Locate the line that contains "Parse this screenshot: output". Print it and each following line through the end of the listing, verbatim, and nothing more.

**Data for this exercise**.
○ ○ ○

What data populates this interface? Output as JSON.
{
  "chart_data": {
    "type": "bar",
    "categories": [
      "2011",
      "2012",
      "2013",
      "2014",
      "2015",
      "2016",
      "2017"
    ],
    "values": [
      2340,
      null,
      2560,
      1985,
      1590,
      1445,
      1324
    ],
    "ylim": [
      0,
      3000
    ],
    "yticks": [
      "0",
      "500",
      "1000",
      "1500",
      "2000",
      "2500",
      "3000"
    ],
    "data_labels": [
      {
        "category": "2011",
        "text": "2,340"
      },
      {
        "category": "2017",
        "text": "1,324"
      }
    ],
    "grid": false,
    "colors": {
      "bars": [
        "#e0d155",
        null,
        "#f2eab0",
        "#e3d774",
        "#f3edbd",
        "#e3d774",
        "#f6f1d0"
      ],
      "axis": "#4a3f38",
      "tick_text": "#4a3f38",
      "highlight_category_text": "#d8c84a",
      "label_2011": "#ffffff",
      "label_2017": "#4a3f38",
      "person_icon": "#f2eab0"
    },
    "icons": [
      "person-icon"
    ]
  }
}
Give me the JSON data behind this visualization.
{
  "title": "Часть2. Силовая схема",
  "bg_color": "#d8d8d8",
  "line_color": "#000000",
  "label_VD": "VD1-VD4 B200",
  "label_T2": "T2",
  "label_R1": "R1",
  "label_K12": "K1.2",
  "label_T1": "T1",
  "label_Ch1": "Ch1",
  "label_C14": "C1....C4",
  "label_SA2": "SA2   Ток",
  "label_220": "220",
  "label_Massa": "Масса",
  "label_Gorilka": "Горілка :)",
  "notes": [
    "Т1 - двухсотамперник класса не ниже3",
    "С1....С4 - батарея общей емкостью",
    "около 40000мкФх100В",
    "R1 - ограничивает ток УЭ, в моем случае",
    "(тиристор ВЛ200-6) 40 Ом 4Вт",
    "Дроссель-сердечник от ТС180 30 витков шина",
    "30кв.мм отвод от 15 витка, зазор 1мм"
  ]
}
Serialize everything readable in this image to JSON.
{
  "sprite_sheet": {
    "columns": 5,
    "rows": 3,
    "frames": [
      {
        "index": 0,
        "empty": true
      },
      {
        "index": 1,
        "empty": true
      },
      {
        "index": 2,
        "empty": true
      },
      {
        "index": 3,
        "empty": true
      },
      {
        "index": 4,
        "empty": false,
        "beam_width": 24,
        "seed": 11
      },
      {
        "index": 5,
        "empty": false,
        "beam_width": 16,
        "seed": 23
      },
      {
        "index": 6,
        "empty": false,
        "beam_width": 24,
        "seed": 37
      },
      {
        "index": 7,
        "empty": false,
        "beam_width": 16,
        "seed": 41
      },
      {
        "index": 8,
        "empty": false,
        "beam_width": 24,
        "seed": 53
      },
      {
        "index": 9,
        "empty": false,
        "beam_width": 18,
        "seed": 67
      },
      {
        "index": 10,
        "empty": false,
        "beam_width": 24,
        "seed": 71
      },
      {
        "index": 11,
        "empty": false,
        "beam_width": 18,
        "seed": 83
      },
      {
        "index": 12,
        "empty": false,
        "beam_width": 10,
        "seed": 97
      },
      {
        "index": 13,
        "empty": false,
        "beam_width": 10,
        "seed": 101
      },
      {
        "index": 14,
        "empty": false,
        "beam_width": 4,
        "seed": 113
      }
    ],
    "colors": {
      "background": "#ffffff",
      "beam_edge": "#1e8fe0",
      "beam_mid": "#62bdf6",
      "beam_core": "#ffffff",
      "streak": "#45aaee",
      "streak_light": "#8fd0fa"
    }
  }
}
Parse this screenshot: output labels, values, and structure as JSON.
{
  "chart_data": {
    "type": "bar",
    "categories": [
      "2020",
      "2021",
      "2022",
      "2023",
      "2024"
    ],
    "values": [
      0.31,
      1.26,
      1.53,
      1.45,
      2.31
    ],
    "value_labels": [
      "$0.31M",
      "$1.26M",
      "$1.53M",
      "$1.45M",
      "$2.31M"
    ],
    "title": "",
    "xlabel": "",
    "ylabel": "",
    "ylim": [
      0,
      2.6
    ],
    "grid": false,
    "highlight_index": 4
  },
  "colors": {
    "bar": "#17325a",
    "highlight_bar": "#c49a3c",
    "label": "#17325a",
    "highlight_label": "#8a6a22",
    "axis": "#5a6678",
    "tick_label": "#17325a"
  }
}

○ ○ ○

**Response below**.
Parse this screenshot: output labels, values, and structure as JSON.
{
  "chart_data": {
    "type": "bar",
    "categories": [
      "2020",
      "2021",
      "2022",
      "2023",
      "2024"
    ],
    "values": [
      0.31,
      1.26,
      1.53,
      1.45,
      2.31
    ],
    "value_labels": [
      "$0.31M",
      "$1.26M",
      "$1.53M",
      "$1.45M",
      "$2.31M"
    ],
    "title": "",
    "xlabel": "",
    "ylabel": "",
    "ylim": [
      0,
      2.6
    ],
    "grid": false,
    "highlight_index": 4
  },
  "colors": {
    "bar": "#17325a",
    "highlight_bar": "#c49a3c",
    "label": "#17325a",
    "highlight_label": "#8a6a22",
    "axis": "#5a6678",
    "tick_label": "#17325a"
  }
}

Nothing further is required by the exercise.